SOURCE DATA:
▼

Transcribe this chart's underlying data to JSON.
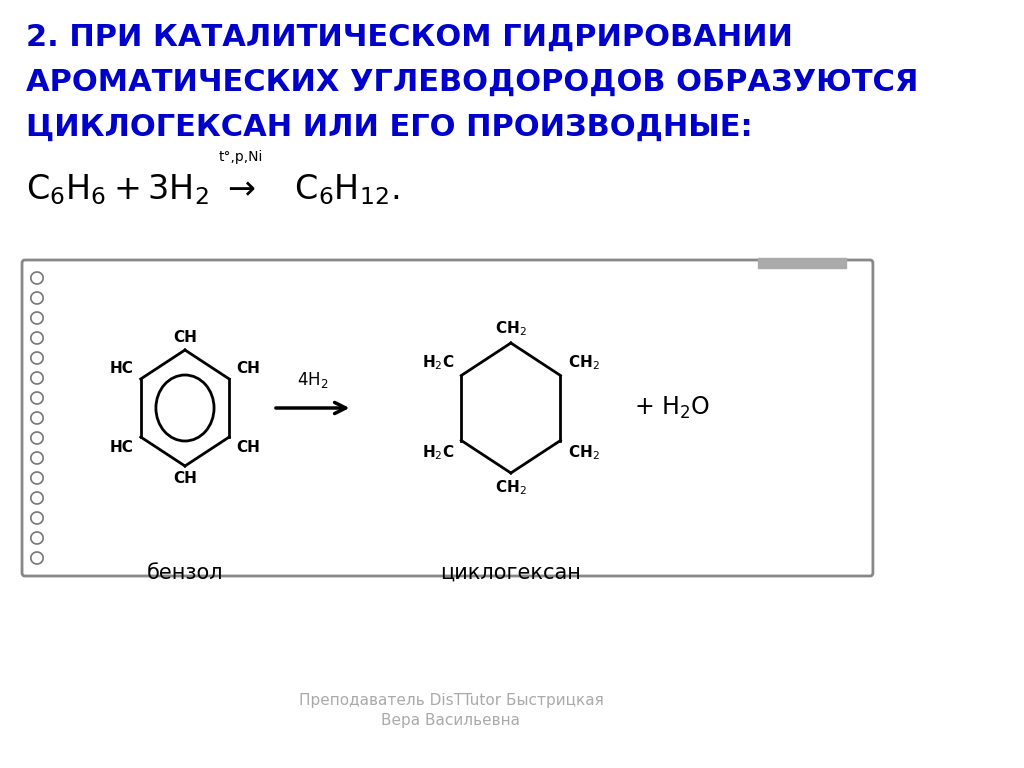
{
  "title_line1": "2. ПРИ КАТАЛИТИЧЕСКОМ ГИДРИРОВАНИИ",
  "title_line2": "АРОМАТИЧЕСКИХ УГЛЕВОДОРОДОВ ОБРАЗУЮТСЯ",
  "title_line3": "ЦИКЛОГЕКСАН ИЛИ ЕГО ПРОИЗВОДНЫЕ:",
  "title_color": "#0000CC",
  "title_fontsize": 22,
  "condition": "t°,p,Ni",
  "footer_line1": "Преподаватель DisTTutor Быстрицкая",
  "footer_line2": "Вера Васильевна",
  "footer_color": "#aaaaaa",
  "footer_fontsize": 11,
  "bg_color": "#ffffff",
  "box_color": "#888888",
  "benzene_label": "бензол",
  "cyclohexane_label": "циклогексан"
}
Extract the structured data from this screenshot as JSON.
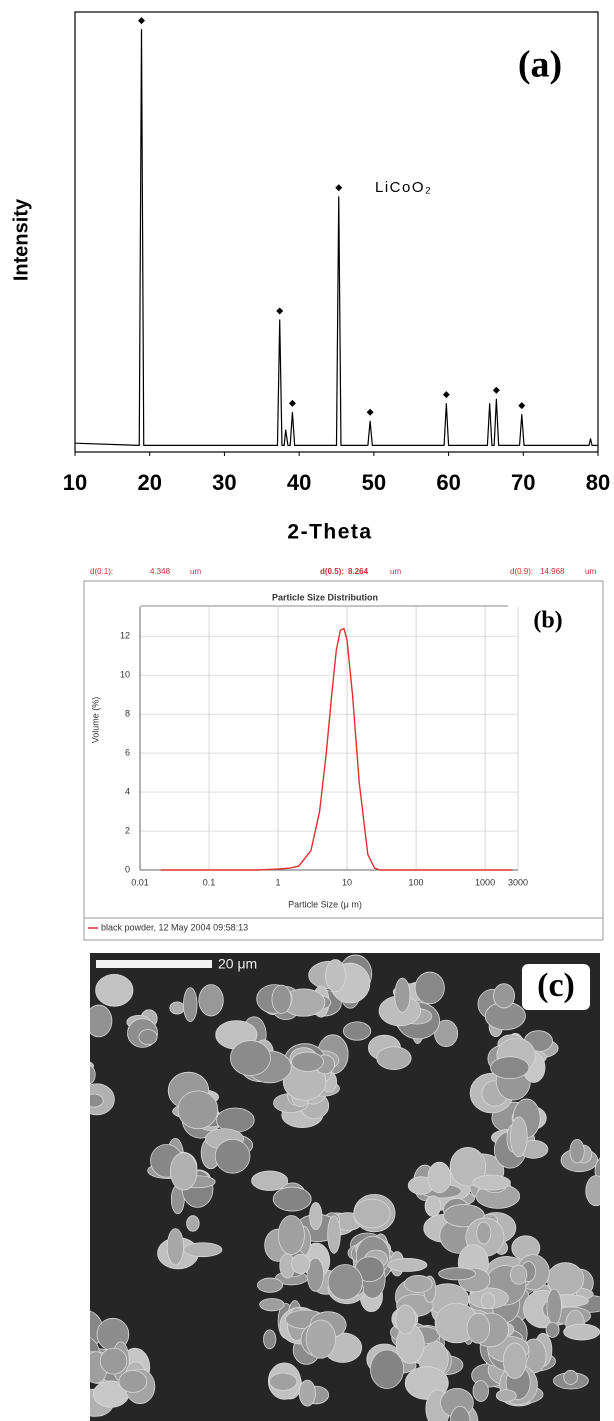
{
  "chart_data": [
    {
      "type": "line",
      "title": "(a)",
      "xlabel": "2-Theta",
      "ylabel": "Intensity",
      "annotation": "LiCoO₂",
      "xlim": [
        10,
        80
      ],
      "xticks": [
        10,
        20,
        30,
        40,
        50,
        60,
        70,
        80
      ],
      "ylim": [
        0,
        100
      ],
      "grid": false,
      "series": [
        {
          "mode": "lines",
          "color": "#000000",
          "x": [
            10,
            18.6,
            18.9,
            19.2,
            37.1,
            37.4,
            37.7,
            38.0,
            38.2,
            38.5,
            38.8,
            39.1,
            39.4,
            45.0,
            45.3,
            45.6,
            49.2,
            49.5,
            49.8,
            59.4,
            59.7,
            60.0,
            65.2,
            65.5,
            65.8,
            66.1,
            66.4,
            66.7,
            69.5,
            69.8,
            70.1,
            78.8,
            79.0,
            79.2,
            80
          ],
          "values": [
            2,
            1.5,
            96,
            1.5,
            1.5,
            30,
            1.5,
            1.5,
            5,
            1.5,
            1.5,
            9,
            1.5,
            1.5,
            58,
            1.5,
            1.5,
            7,
            1.5,
            1.5,
            11,
            1.5,
            1.5,
            11,
            1.5,
            1.5,
            12,
            1.5,
            1.5,
            8.5,
            1.5,
            1.5,
            3,
            1.5,
            1.5
          ]
        },
        {
          "mode": "markers",
          "color": "#000000",
          "x": [
            18.9,
            37.4,
            39.1,
            45.3,
            49.5,
            59.7,
            66.4,
            69.8
          ],
          "values": [
            96,
            30,
            9,
            58,
            7,
            11,
            12,
            8.5
          ]
        }
      ]
    },
    {
      "type": "line",
      "title": "(b)",
      "subtitle": "Particle Size Distribution",
      "xlabel": "Particle Size (μ m)",
      "ylabel": "Volume (%)",
      "log_x": true,
      "xlim": [
        0.01,
        3000
      ],
      "xticks": [
        0.01,
        0.1,
        1,
        10,
        100,
        1000,
        3000
      ],
      "ylim": [
        0,
        13.5
      ],
      "yticks": [
        0,
        2,
        4,
        6,
        8,
        10,
        12
      ],
      "grid": true,
      "legend": "bottom-left",
      "stats": [
        {
          "label": "d(0.1):",
          "value": 4.348,
          "unit": "um"
        },
        {
          "label": "d(0.5):",
          "value": 8.264,
          "unit": "um"
        },
        {
          "label": "d(0.9):",
          "value": 14.968,
          "unit": "um"
        }
      ],
      "series": [
        {
          "mode": "lines",
          "name": "black powder, 12 May 2004 09:58:13",
          "color": "#e03030",
          "x": [
            0.02,
            0.1,
            0.5,
            1,
            1.5,
            2,
            3,
            4,
            5,
            6,
            7,
            8,
            9,
            10,
            12,
            15,
            20,
            25,
            30,
            100,
            1000,
            2500
          ],
          "values": [
            0,
            0,
            0,
            0.05,
            0.1,
            0.2,
            1,
            3,
            6,
            9,
            11.3,
            12.3,
            12.4,
            11.8,
            9,
            4.5,
            0.8,
            0.1,
            0,
            0,
            0,
            0
          ]
        }
      ]
    }
  ],
  "image": {
    "label": "(c)",
    "scale_bar": "20 μm"
  }
}
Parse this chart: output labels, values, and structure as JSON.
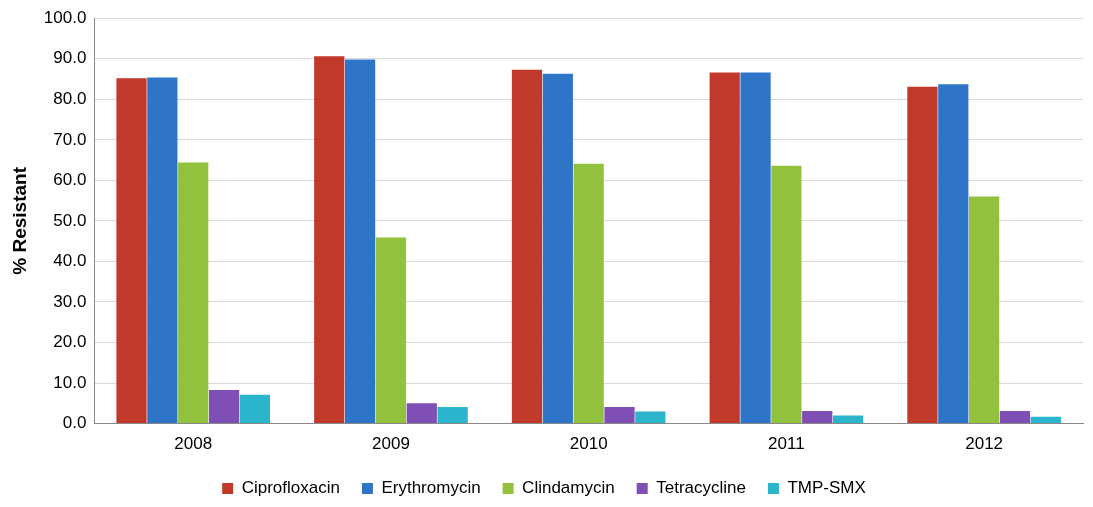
{
  "chart_data": {
    "type": "bar",
    "ylabel": "% Resistant",
    "categories": [
      "2008",
      "2009",
      "2010",
      "2011",
      "2012"
    ],
    "series": [
      {
        "name": "Ciprofloxacin",
        "color": "#c0392b",
        "values": [
          85.2,
          90.6,
          87.3,
          86.6,
          83.1
        ]
      },
      {
        "name": "Erythromycin",
        "color": "#2e75c8",
        "values": [
          85.4,
          89.8,
          86.3,
          86.6,
          83.7
        ]
      },
      {
        "name": "Clindamycin",
        "color": "#92c13e",
        "values": [
          64.4,
          45.9,
          64.1,
          63.6,
          56.0
        ]
      },
      {
        "name": "Tetracycline",
        "color": "#7f4fb5",
        "values": [
          8.3,
          5.0,
          4.1,
          3.1,
          3.1
        ]
      },
      {
        "name": "TMP-SMX",
        "color": "#2bb5cc",
        "values": [
          7.1,
          4.1,
          3.0,
          2.0,
          1.7
        ]
      }
    ],
    "ylim": [
      0,
      100
    ],
    "yticks": [
      {
        "value": 0,
        "label": "0.0"
      },
      {
        "value": 10,
        "label": "10.0"
      },
      {
        "value": 20,
        "label": "20.0"
      },
      {
        "value": 30,
        "label": "30.0"
      },
      {
        "value": 40,
        "label": "40.0"
      },
      {
        "value": 50,
        "label": "50.0"
      },
      {
        "value": 60,
        "label": "60.0"
      },
      {
        "value": 70,
        "label": "70.0"
      },
      {
        "value": 80,
        "label": "80.0"
      },
      {
        "value": 90,
        "label": "90.0"
      },
      {
        "value": 100,
        "label": "100.0"
      }
    ],
    "grid": "y",
    "legend": "bottom"
  }
}
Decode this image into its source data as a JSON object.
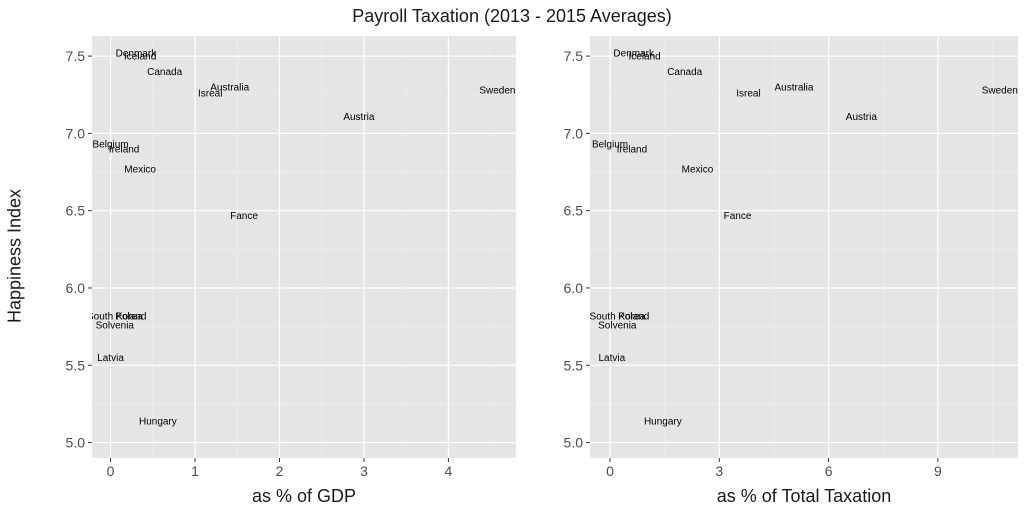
{
  "figure": {
    "title": "Payroll Taxation (2013 - 2015 Averages)",
    "ylabel": "Happiness Index"
  },
  "colors": {
    "panel_bg": "#e5e5e5",
    "grid_major": "#ffffff",
    "grid_minor": "#f0f0f0",
    "tick_text": "#4d4d4d",
    "label_text": "#000000"
  },
  "chart_data": [
    {
      "type": "scatter",
      "title": "Payroll Taxation (2013 - 2015 Averages)",
      "xlabel": "as % of GDP",
      "ylabel": "Happiness Index",
      "xlim": [
        -0.22,
        4.8
      ],
      "ylim": [
        4.9,
        7.63
      ],
      "xticks": [
        0,
        1,
        2,
        3,
        4
      ],
      "yticks": [
        5.0,
        5.5,
        6.0,
        6.5,
        7.0,
        7.5
      ],
      "ytick_labels": [
        "5.0",
        "5.5",
        "6.0",
        "6.5",
        "7.0",
        "7.5"
      ],
      "points": [
        {
          "label": "Denmark",
          "x": 0.3,
          "y": 7.52
        },
        {
          "label": "Iceland",
          "x": 0.35,
          "y": 7.5
        },
        {
          "label": "Canada",
          "x": 0.64,
          "y": 7.4
        },
        {
          "label": "Australia",
          "x": 1.41,
          "y": 7.3
        },
        {
          "label": "Isreal",
          "x": 1.18,
          "y": 7.26
        },
        {
          "label": "Sweden",
          "x": 4.58,
          "y": 7.28
        },
        {
          "label": "Austria",
          "x": 2.94,
          "y": 7.11
        },
        {
          "label": "Belgium",
          "x": 0.0,
          "y": 6.93
        },
        {
          "label": "Ireland",
          "x": 0.16,
          "y": 6.9
        },
        {
          "label": "Mexico",
          "x": 0.35,
          "y": 6.77
        },
        {
          "label": "Fance",
          "x": 1.58,
          "y": 6.47
        },
        {
          "label": "South Korea",
          "x": 0.05,
          "y": 5.82
        },
        {
          "label": "Poland",
          "x": 0.24,
          "y": 5.82
        },
        {
          "label": "Solvenia",
          "x": 0.05,
          "y": 5.76
        },
        {
          "label": "Latvia",
          "x": 0.0,
          "y": 5.55
        },
        {
          "label": "Hungary",
          "x": 0.56,
          "y": 5.14
        }
      ]
    },
    {
      "type": "scatter",
      "title": "Payroll Taxation (2013 - 2015 Averages)",
      "xlabel": "as % of Total Taxation",
      "ylabel": "Happiness Index",
      "xlim": [
        -0.55,
        11.2
      ],
      "ylim": [
        4.9,
        7.63
      ],
      "xticks": [
        0,
        3,
        6,
        9
      ],
      "yticks": [
        5.0,
        5.5,
        6.0,
        6.5,
        7.0,
        7.5
      ],
      "ytick_labels": [
        "5.0",
        "5.5",
        "6.0",
        "6.5",
        "7.0",
        "7.5"
      ],
      "points": [
        {
          "label": "Denmark",
          "x": 0.65,
          "y": 7.52
        },
        {
          "label": "Iceland",
          "x": 0.95,
          "y": 7.5
        },
        {
          "label": "Canada",
          "x": 2.05,
          "y": 7.4
        },
        {
          "label": "Australia",
          "x": 5.05,
          "y": 7.3
        },
        {
          "label": "Isreal",
          "x": 3.8,
          "y": 7.26
        },
        {
          "label": "Sweden",
          "x": 10.7,
          "y": 7.28
        },
        {
          "label": "Austria",
          "x": 6.9,
          "y": 7.11
        },
        {
          "label": "Belgium",
          "x": 0.0,
          "y": 6.93
        },
        {
          "label": "Ireland",
          "x": 0.6,
          "y": 6.9
        },
        {
          "label": "Mexico",
          "x": 2.4,
          "y": 6.77
        },
        {
          "label": "Fance",
          "x": 3.5,
          "y": 6.47
        },
        {
          "label": "South Korea",
          "x": 0.2,
          "y": 5.82
        },
        {
          "label": "Poland",
          "x": 0.65,
          "y": 5.82
        },
        {
          "label": "Solvenia",
          "x": 0.2,
          "y": 5.76
        },
        {
          "label": "Latvia",
          "x": 0.05,
          "y": 5.55
        },
        {
          "label": "Hungary",
          "x": 1.45,
          "y": 5.14
        }
      ]
    }
  ]
}
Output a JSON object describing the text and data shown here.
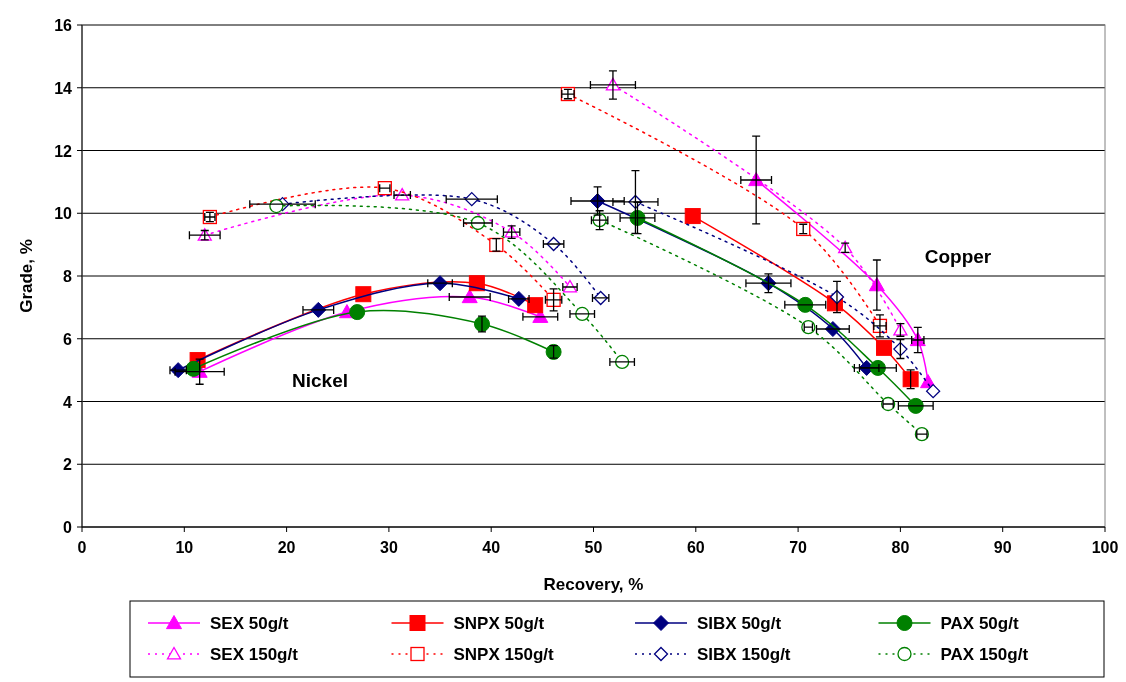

▲

Write out every line from the entries where "this" appears.

Transcribe this chart's underlying data to JSON.
Extract the structured data from this screenshot as JSON.
Parse this chart: output labels, values, and structure as JSON.
Decode this image into its source data as a JSON object.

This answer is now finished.